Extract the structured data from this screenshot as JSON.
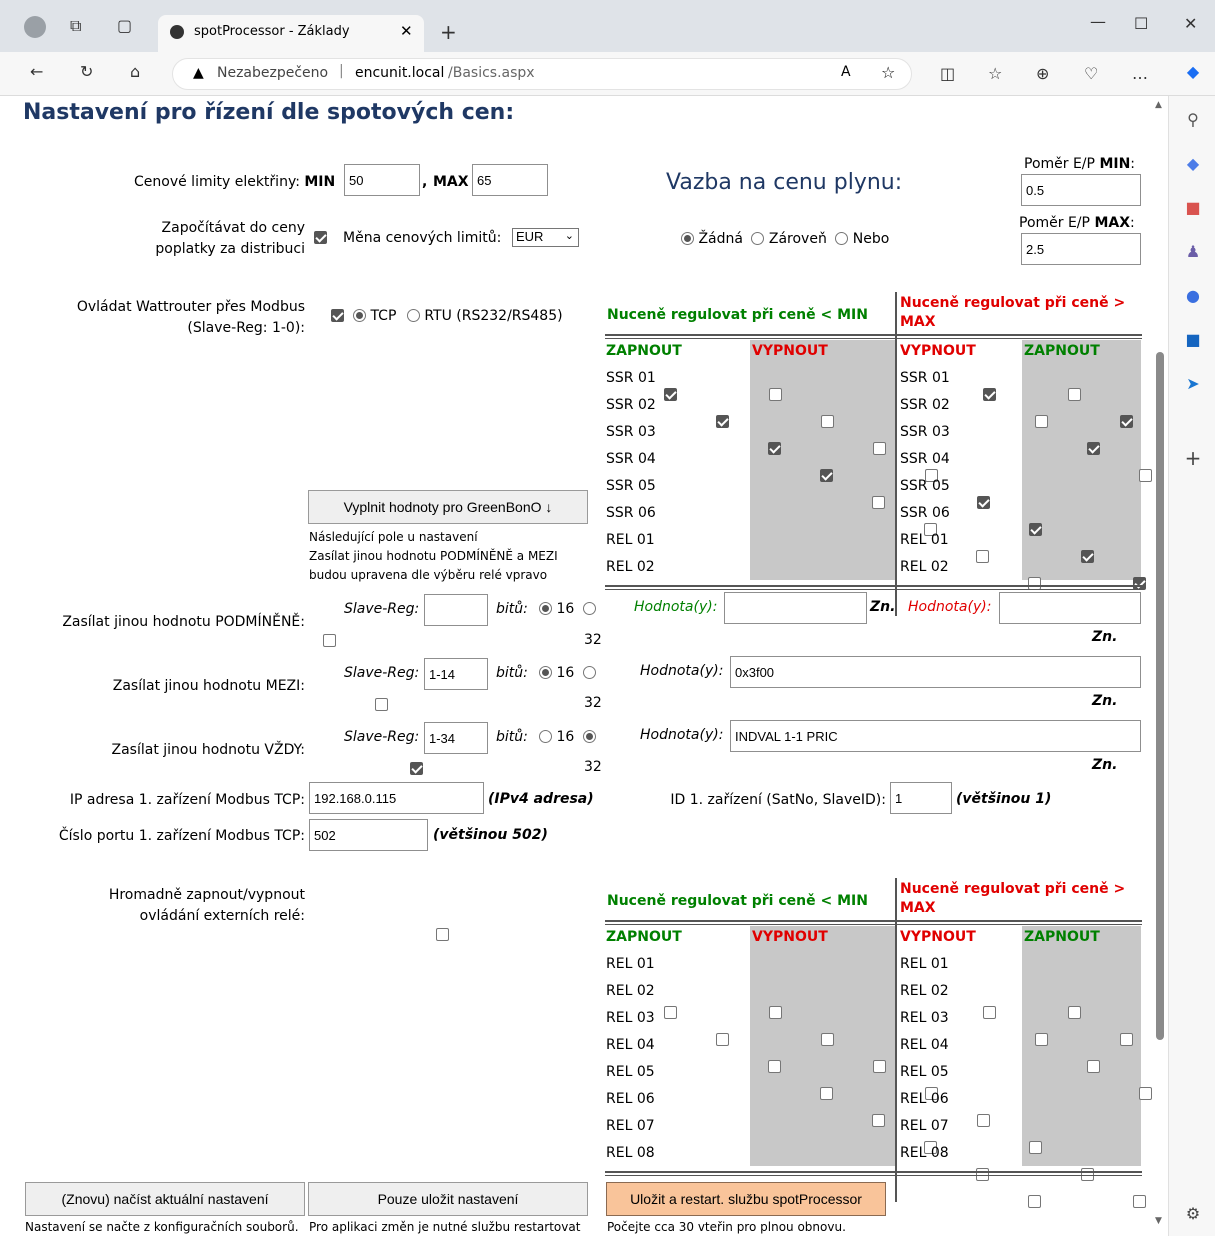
{
  "browser": {
    "tab_title": "spotProcessor - Základy",
    "not_secure": "Nezabezpečeno",
    "url_host": "encunit.local",
    "url_path": "/Basics.aspx"
  },
  "page": {
    "heading": "Nastavení pro řízení dle spotových cen:",
    "price_limits_label": "Cenové limity elektřiny:",
    "min_label": "MIN",
    "min_value": "50",
    "max_label": "MAX",
    "max_value": "65",
    "comma": ",",
    "gas_title": "Vazba na cenu plynu:",
    "ratio_min_label": "Poměr E/P",
    "ratio_min_bold": "MIN",
    "ratio_min_value": "0.5",
    "ratio_max_label": "Poměr E/P",
    "ratio_max_bold": "MAX",
    "ratio_max_value": "2.5",
    "colon": ":",
    "include_fees_line1": "Započítávat do ceny",
    "include_fees_line2": "poplatky za distribuci",
    "currency_label": "Měna cenových limitů:",
    "currency_value": "EUR",
    "gas_opt_none": "Žádná",
    "gas_opt_both": "Zároveň",
    "gas_opt_or": "Nebo",
    "modbus_line1": "Ovládat Wattrouter přes Modbus",
    "modbus_line2": "(Slave-Reg: 1-0):",
    "tcp": "TCP",
    "rtu": "RTU (RS232/RS485)",
    "fill_btn": "Vyplnit hodnoty pro GreenBonO ↓",
    "fill_note1": "Následující pole u nastavení",
    "fill_note2": "Zasílat jinou hodnotu PODMÍNĚNĚ a MEZI",
    "fill_note3": "budou upravena dle výběru relé vpravo",
    "send_cond": "Zasílat jinou hodnotu PODMÍNĚNĚ:",
    "send_mezi": "Zasílat jinou hodnotu MEZI:",
    "send_always": "Zasílat jinou hodnotu VŽDY:",
    "slave_reg": "Slave-Reg:",
    "bits": "bitů:",
    "b16": "16",
    "b32": "32",
    "mezi_reg": "1-14",
    "always_reg": "1-34",
    "hodnoty": "Hodnota(y):",
    "zn": "Zn.",
    "mezi_val": "0x3f00",
    "always_val": "INDVAL 1-1 PRIC",
    "ip_label": "IP adresa 1. zařízení Modbus TCP:",
    "ip_value": "192.168.0.115",
    "ip_hint": "(IPv4 adresa)",
    "port_label": "Číslo portu 1. zařízení Modbus TCP:",
    "port_value": "502",
    "port_hint": "(většinou 502)",
    "id_label": "ID 1. zařízení (SatNo, SlaveID):",
    "id_value": "1",
    "id_hint": "(většinou 1)",
    "bulk_line1": "Hromadně zapnout/vypnout",
    "bulk_line2": "ovládání externích relé:",
    "force_min": "Nuceně regulovat při ceně < MIN",
    "force_max_1": "Nuceně regulovat při ceně >",
    "force_max_2": "MAX",
    "on": "ZAPNOUT",
    "off": "VYPNOUT",
    "btn_reload": "(Znovu) načíst aktuální nastavení",
    "btn_save": "Pouze uložit nastavení",
    "btn_save_restart": "Uložit a restart. službu spotProcessor",
    "note_reload": "Nastavení se načte z konfiguračních souborů.",
    "note_save": "Pro aplikaci změn je nutné službu restartovat",
    "note_restart": "Počejte cca 30 vteřin pro plnou obnovu."
  },
  "table1_rows": [
    {
      "name": "SSR 01",
      "min_on": true,
      "min_off": false,
      "max_name": "SSR 01",
      "max_off": true,
      "max_on": false
    },
    {
      "name": "SSR 02",
      "min_on": true,
      "min_off": false,
      "max_name": "SSR 02",
      "max_off": false,
      "max_on": true
    },
    {
      "name": "SSR 03",
      "min_on": true,
      "min_off": false,
      "max_name": "SSR 03",
      "max_off": true,
      "max_on": false
    },
    {
      "name": "SSR 04",
      "min_on": true,
      "min_off": false,
      "max_name": "SSR 04",
      "max_off": false,
      "max_on": true
    },
    {
      "name": "SSR 05",
      "min_on": false,
      "min_off": true,
      "max_name": "SSR 05",
      "max_off": true,
      "max_on": false
    },
    {
      "name": "SSR 06",
      "min_on": false,
      "min_off": true,
      "max_name": "SSR 06",
      "max_off": false,
      "max_on": true
    },
    {
      "name": "REL 01",
      "min_on": false,
      "min_off": true,
      "max_name": "REL 01",
      "max_off": true,
      "max_on": false
    },
    {
      "name": "REL 02",
      "min_on": false,
      "min_off": true,
      "max_name": "REL 02",
      "max_off": false,
      "max_on": true
    }
  ],
  "table2_rows": [
    "REL 01",
    "REL 02",
    "REL 03",
    "REL 04",
    "REL 05",
    "REL 06",
    "REL 07",
    "REL 08"
  ]
}
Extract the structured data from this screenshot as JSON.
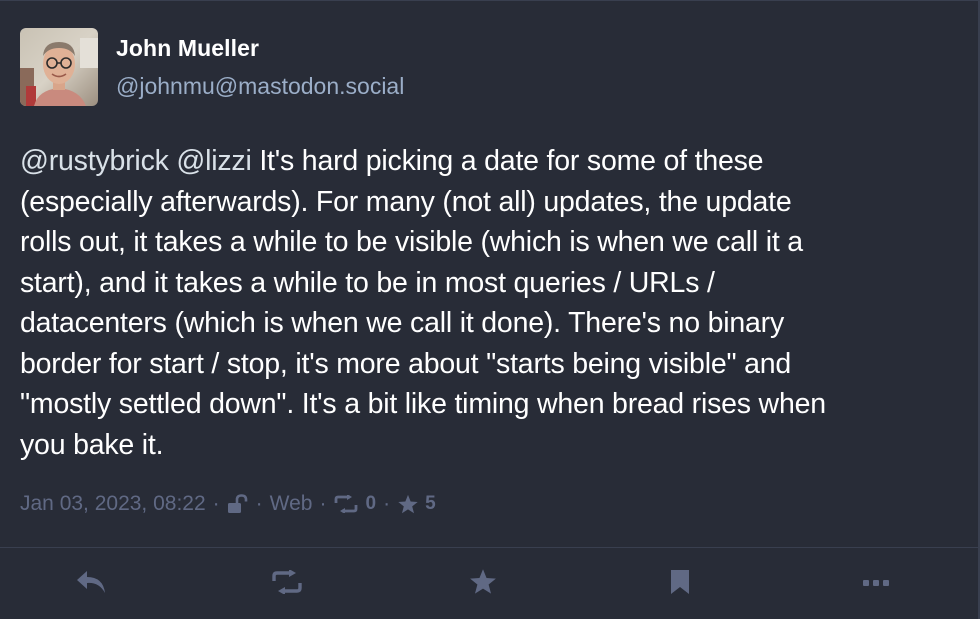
{
  "author": {
    "display_name": "John Mueller",
    "handle": "@johnmu@mastodon.social"
  },
  "post": {
    "mention_1": "@rustybrick",
    "mention_2": "@lizzi",
    "line_1_rest": " It's hard picking a date for some of these",
    "line_2": "(especially afterwards). For many (not all) updates, the update",
    "line_3": "rolls out, it takes a while to be visible (which is when we call it a",
    "line_4": "start), and it takes a while to be in most queries / URLs /",
    "line_5": "datacenters (which is when we call it done). There's no binary",
    "line_6": "border for start / stop, it's more about \"starts being visible\" and",
    "line_7": "\"mostly settled down\". It's a bit like timing when bread rises when",
    "line_8": "you bake it."
  },
  "meta": {
    "timestamp": "Jan 03, 2023, 08:22",
    "separator": "·",
    "visibility_icon": "unlock-icon",
    "application": "Web",
    "boost_count": "0",
    "favourite_count": "5"
  },
  "actions": [
    {
      "name": "reply",
      "icon": "reply-icon"
    },
    {
      "name": "boost",
      "icon": "retweet-icon"
    },
    {
      "name": "favourite",
      "icon": "star-icon"
    },
    {
      "name": "bookmark",
      "icon": "bookmark-icon"
    },
    {
      "name": "more",
      "icon": "ellipsis-icon"
    }
  ],
  "colors": {
    "background": "#282c37",
    "text": "#ffffff",
    "secondary": "#9baec8",
    "muted": "#606984",
    "action_icon": "#8c8dff"
  }
}
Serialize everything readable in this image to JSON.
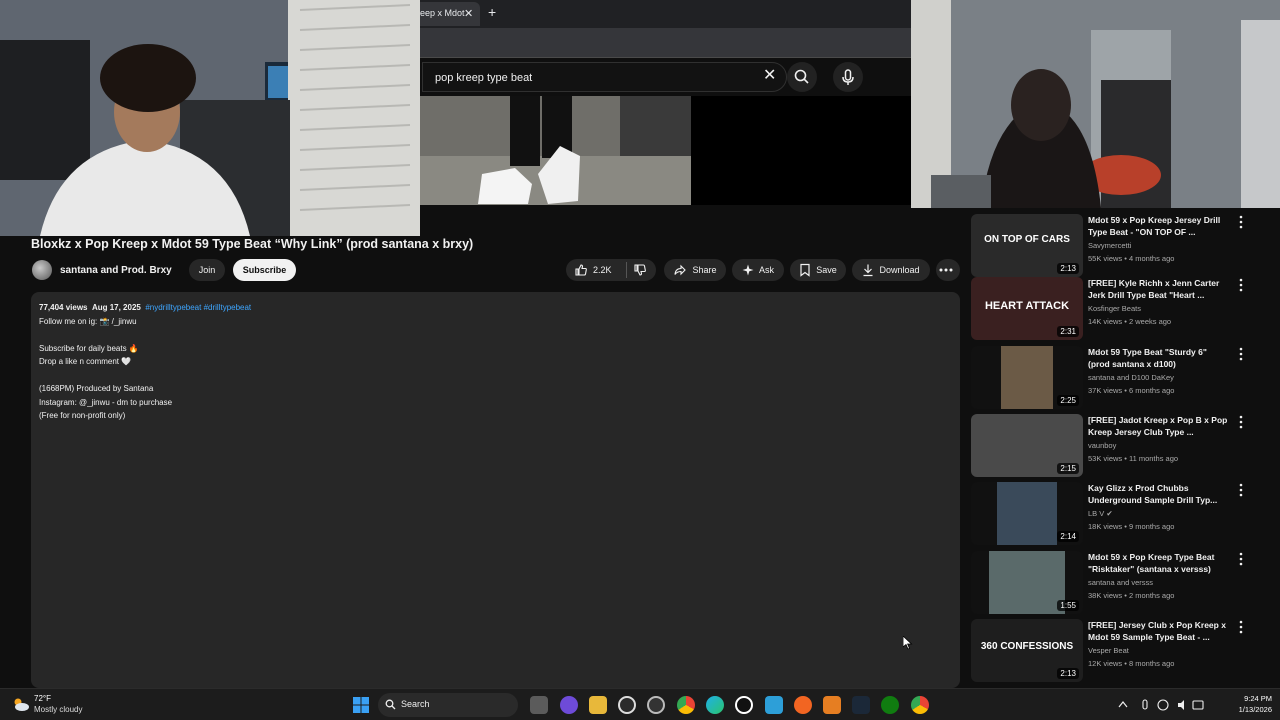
{
  "browser": {
    "tab_label": "eep x Mdot",
    "tab_close_label": "✕",
    "new_tab_label": "+"
  },
  "search": {
    "query": "pop kreep type beat",
    "clear_label": "✕"
  },
  "video": {
    "title": "Bloxkz x Pop Kreep x Mdot 59 Type Beat “Why Link” (prod santana x brxy)",
    "channel_name": "santana and Prod. Brxy",
    "join_label": "Join",
    "subscribe_label": "Subscribe",
    "like_count": "2.2K",
    "share_label": "Share",
    "ask_label": "Ask",
    "save_label": "Save",
    "download_label": "Download"
  },
  "description": {
    "views": "77,404 views",
    "date": "Aug 17, 2025",
    "hashtags": "#nydrilltypebeat #drilltypebeat",
    "follow_line": "Follow me on ig: 📸 /_jinwu",
    "line_subscribe": "Subscribe for daily beats 🔥",
    "line_like": "Drop a like n comment 🤍",
    "line_produced": "(1668PM) Produced by Santana",
    "line_instagram": "Instagram: @_jinwu - dm to purchase",
    "line_free": "(Free for non-profit only)"
  },
  "recommendations": [
    {
      "title": "Mdot 59 x Pop Kreep Jersey Drill Type Beat - \"ON TOP OF ...",
      "channel": "Savymercetti",
      "views": "55K views • 4 months ago",
      "duration": "2:13",
      "thumb_text": "ON TOP OF CARS",
      "thumb_color": "#2a2a2a"
    },
    {
      "title": "[FREE] Kyle Richh x Jenn Carter Jerk Drill Type Beat \"Heart ...",
      "channel": "Kosfinger Beats",
      "views": "14K views • 2 weeks ago",
      "duration": "2:31",
      "thumb_text": "HEART ATTACK",
      "thumb_color": "#3a2020"
    },
    {
      "title": "Mdot 59 Type Beat \"Sturdy 6\" (prod santana x d100)",
      "channel": "santana and D100 DaKey",
      "views": "37K views • 6 months ago",
      "duration": "2:25",
      "thumb_text": "",
      "thumb_color": "#6b5a46"
    },
    {
      "title": "[FREE] Jadot Kreep x Pop B x Pop Kreep Jersey Club Type ...",
      "channel": "vaunboy",
      "views": "53K views • 11 months ago",
      "duration": "2:15",
      "thumb_text": "",
      "thumb_color": "#4a4a4a"
    },
    {
      "title": "Kay Glizz x Prod Chubbs Underground Sample Drill Typ...",
      "channel": "LB V",
      "views": "18K views • 9 months ago",
      "duration": "2:14",
      "thumb_text": "",
      "thumb_color": "#3a4a5a"
    },
    {
      "title": "Mdot 59 x Pop Kreep Type Beat \"Risktaker\" (santana x versss)",
      "channel": "santana and versss",
      "views": "38K views • 2 months ago",
      "duration": "1:55",
      "thumb_text": "",
      "thumb_color": "#5a6a6a"
    },
    {
      "title": "[FREE] Jersey Club x Pop Kreep x Mdot 59 Sample Type Beat - ...",
      "channel": "Vesper Beat",
      "views": "12K views • 8 months ago",
      "duration": "2:13",
      "thumb_text": "360 CONFESSIONS",
      "thumb_color": "#1e1e1e"
    }
  ],
  "taskbar": {
    "temperature": "72°F",
    "weather": "Mostly cloudy",
    "search_label": "Search",
    "time": "9:24 PM",
    "date": "1/13/2026"
  },
  "colors": {
    "background": "#0f0f0f",
    "surface": "#272727",
    "link": "#3ea6ff",
    "subscribe_bg": "#f1f1f1"
  }
}
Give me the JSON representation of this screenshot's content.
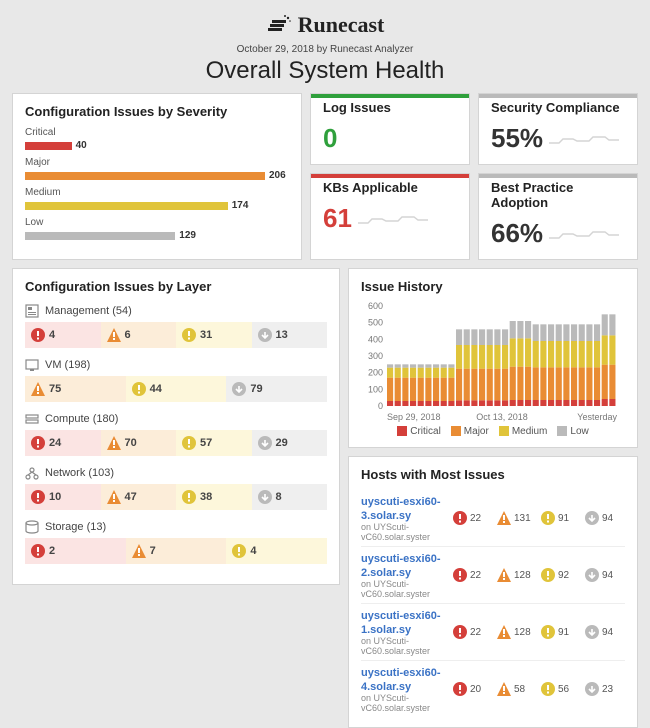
{
  "header": {
    "brand": "Runecast",
    "byline": "October 29, 2018 by Runecast Analyzer",
    "title": "Overall System Health"
  },
  "severity": {
    "title": "Configuration Issues by Severity",
    "max": 206,
    "items": [
      {
        "label": "Critical",
        "value": 40,
        "color": "#d43f3a"
      },
      {
        "label": "Major",
        "value": 206,
        "color": "#e98c34"
      },
      {
        "label": "Medium",
        "value": 174,
        "color": "#e0c43a"
      },
      {
        "label": "Low",
        "value": 129,
        "color": "#bababa"
      }
    ]
  },
  "metrics": {
    "log_issues": {
      "title": "Log Issues",
      "value": "0",
      "color": "#2fa03c",
      "topbar": "#2fa03c"
    },
    "security": {
      "title": "Security Compliance",
      "value": "55%",
      "color": "#333",
      "topbar": "#bababa"
    },
    "kbs": {
      "title": "KBs Applicable",
      "value": "61",
      "color": "#d43f3a",
      "topbar": "#d43f3a"
    },
    "best_practice": {
      "title": "Best Practice Adoption",
      "value": "66%",
      "color": "#333",
      "topbar": "#bababa"
    }
  },
  "layers": {
    "title": "Configuration Issues by Layer",
    "groups": [
      {
        "icon": "management",
        "label": "Management (54)",
        "cells": [
          {
            "t": "crit",
            "v": 4
          },
          {
            "t": "maj",
            "v": 6
          },
          {
            "t": "med",
            "v": 31
          },
          {
            "t": "low",
            "v": 13
          }
        ]
      },
      {
        "icon": "vm",
        "label": "VM (198)",
        "cells": [
          {
            "t": "maj",
            "v": 75
          },
          {
            "t": "med",
            "v": 44
          },
          {
            "t": "low",
            "v": 79
          }
        ]
      },
      {
        "icon": "compute",
        "label": "Compute (180)",
        "cells": [
          {
            "t": "crit",
            "v": 24
          },
          {
            "t": "maj",
            "v": 70
          },
          {
            "t": "med",
            "v": 57
          },
          {
            "t": "low",
            "v": 29
          }
        ]
      },
      {
        "icon": "network",
        "label": "Network (103)",
        "cells": [
          {
            "t": "crit",
            "v": 10
          },
          {
            "t": "maj",
            "v": 47
          },
          {
            "t": "med",
            "v": 38
          },
          {
            "t": "low",
            "v": 8
          }
        ]
      },
      {
        "icon": "storage",
        "label": "Storage (13)",
        "cells": [
          {
            "t": "crit",
            "v": 2
          },
          {
            "t": "maj",
            "v": 7
          },
          {
            "t": "med",
            "v": 4
          }
        ]
      }
    ]
  },
  "history": {
    "title": "Issue History",
    "x_labels": [
      "Sep 29, 2018",
      "Oct 13, 2018",
      "Yesterday"
    ],
    "y_max": 600,
    "y_ticks": [
      0,
      100,
      200,
      300,
      400,
      500,
      600
    ],
    "legend": [
      "Critical",
      "Major",
      "Medium",
      "Low"
    ],
    "chart_data": {
      "type": "bar",
      "stacked": true,
      "categories_note": "daily, 30 bars from Sep 29, 2018 to Oct 28, 2018 (Yesterday)",
      "series": [
        {
          "name": "Critical",
          "color": "#d43f3a",
          "values": [
            30,
            30,
            30,
            30,
            30,
            30,
            30,
            30,
            30,
            34,
            34,
            34,
            34,
            34,
            34,
            34,
            36,
            36,
            36,
            36,
            36,
            36,
            36,
            36,
            36,
            36,
            36,
            36,
            42,
            42
          ]
        },
        {
          "name": "Major",
          "color": "#e98c34",
          "values": [
            140,
            140,
            140,
            140,
            140,
            140,
            140,
            140,
            140,
            190,
            190,
            190,
            190,
            190,
            190,
            190,
            200,
            200,
            200,
            196,
            196,
            196,
            196,
            196,
            196,
            196,
            196,
            196,
            206,
            206
          ]
        },
        {
          "name": "Medium",
          "color": "#e0c43a",
          "values": [
            60,
            60,
            60,
            60,
            60,
            60,
            60,
            60,
            60,
            142,
            142,
            142,
            142,
            142,
            142,
            142,
            170,
            170,
            170,
            158,
            158,
            158,
            158,
            158,
            158,
            158,
            158,
            158,
            176,
            176
          ]
        },
        {
          "name": "Low",
          "color": "#bababa",
          "values": [
            20,
            20,
            20,
            20,
            20,
            20,
            20,
            20,
            20,
            94,
            94,
            94,
            94,
            94,
            94,
            94,
            104,
            104,
            104,
            100,
            100,
            100,
            100,
            100,
            100,
            100,
            100,
            100,
            126,
            126
          ]
        }
      ]
    }
  },
  "hosts": {
    "title": "Hosts with Most Issues",
    "rows": [
      {
        "name": "uyscuti-esxi60-3.solar.sy",
        "sub": "on UYScuti-vC60.solar.syster",
        "crit": 22,
        "maj": 131,
        "med": 91,
        "low": 94
      },
      {
        "name": "uyscuti-esxi60-2.solar.sy",
        "sub": "on UYScuti-vC60.solar.syster",
        "crit": 22,
        "maj": 128,
        "med": 92,
        "low": 94
      },
      {
        "name": "uyscuti-esxi60-1.solar.sy",
        "sub": "on UYScuti-vC60.solar.syster",
        "crit": 22,
        "maj": 128,
        "med": 91,
        "low": 94
      },
      {
        "name": "uyscuti-esxi60-4.solar.sy",
        "sub": "on UYScuti-vC60.solar.syster",
        "crit": 20,
        "maj": 58,
        "med": 56,
        "low": 23
      }
    ]
  }
}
===============
▸ WHAT IS EXPECTED:
Count up the lines in the listing that hold the word "spotProcessor", and give that number only.

▸ WRITTEN SOLUTION:
2